● Directions for this task: Count, in the entries, the lines with "luces". Answer with the number only.

● Extracted material:
== == ==

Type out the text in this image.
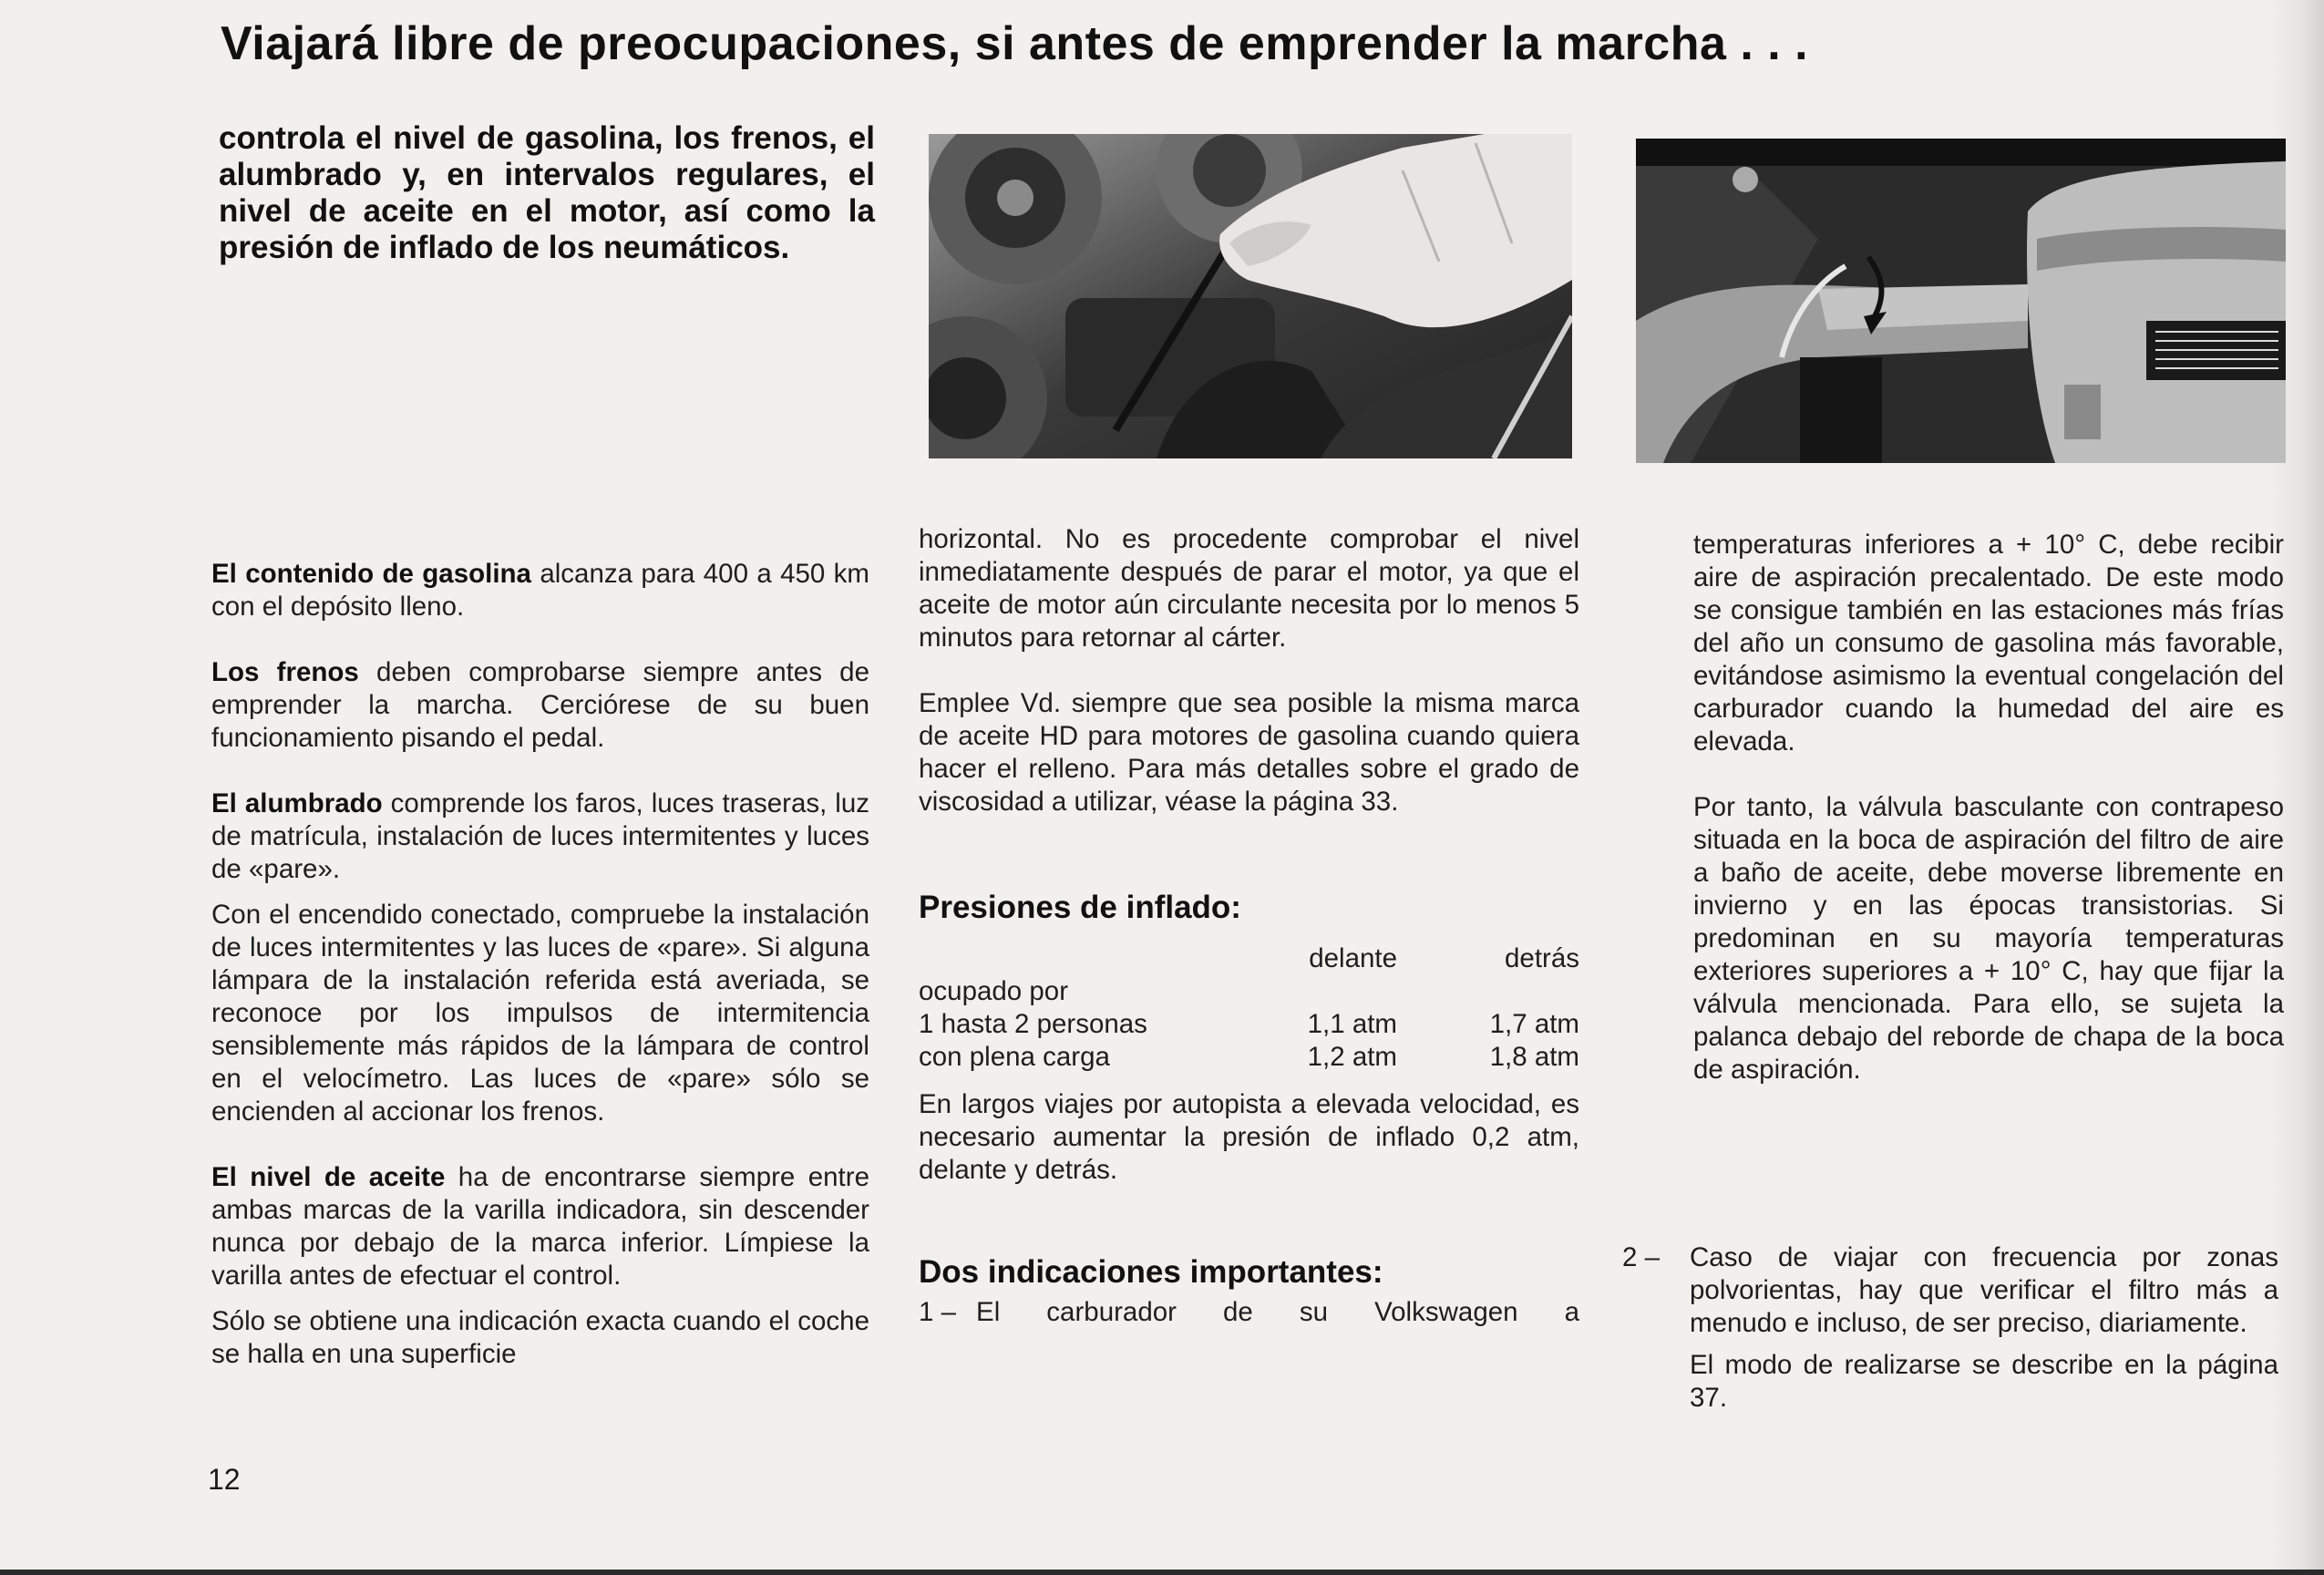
Viajará libre de preocupaciones, si antes de emprender la marcha . . .

controla el nivel de gasolina, los frenos, el alumbrado y, en intervalos regulares, el nivel de aceite en el motor, así como la presión de inflado de los neumáticos.

El contenido de gasolina alcanza para 400 a 450 km con el depósito lleno.

Los frenos deben comprobarse siempre antes de emprender la marcha. Cerciórese de su buen funcionamiento pisando el pedal.

El alumbrado comprende los faros, luces traseras, luz de matrícula, instalación de luces intermitentes y luces de «pare».

Con el encendido conectado, compruebe la instalación de luces intermitentes y las luces de «pare». Si alguna lámpara de la instalación referida está averiada, se reconoce por los impulsos de intermitencia sensiblemente más rápidos de la lámpara de control en el velocímetro. Las luces de «pare» sólo se encienden al accionar los frenos.

El nivel de aceite ha de encontrarse siempre entre ambas marcas de la varilla indicadora, sin descender nunca por debajo de la marca inferior. Límpiese la varilla antes de efectuar el control.

Sólo se obtiene una indicación exacta cuando el coche se halla en una superficie

horizontal. No es procedente comprobar el nivel inmediatamente después de parar el motor, ya que el aceite de motor aún circulante necesita por lo menos 5 minutos para retornar al cárter.

Emplee Vd. siempre que sea posible la misma marca de aceite HD para motores de gasolina cuando quiera hacer el relleno. Para más detalles sobre el grado de viscosidad a utilizar, véase la página 33.

Presiones de inflado:
	delante	detrás
ocupado por		
1 hasta 2 personas	1,1 atm	1,7 atm
con plena carga	1,2 atm	1,8 atm

En largos viajes por autopista a elevada velocidad, es necesario aumentar la presión de inflado 0,2 atm, delante y detrás.

Dos indicaciones importantes:
1 – El carburador de su Volkswagen a

temperaturas inferiores a + 10° C, debe recibir aire de aspiración precalentado. De este modo se consigue también en las estaciones más frías del año un consumo de gasolina más favorable, evitándose asimismo la eventual congelación del carburador cuando la humedad del aire es elevada.

Por tanto, la válvula basculante con contrapeso situada en la boca de aspiración del filtro de aire a baño de aceite, debe moverse libremente en invierno y en las épocas transistorias. Si predominan en su mayoría temperaturas exteriores superiores a + 10° C, hay que fijar la válvula mencionada. Para ello, se sujeta la palanca debajo del reborde de chapa de la boca de aspiración.

2 – Caso de viajar con frecuencia por zonas polvorientas, hay que verificar el filtro más a menudo e incluso, de ser preciso, diariamente.

El modo de realizarse se describe en la página 37.

12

== == ==

● Task output: 2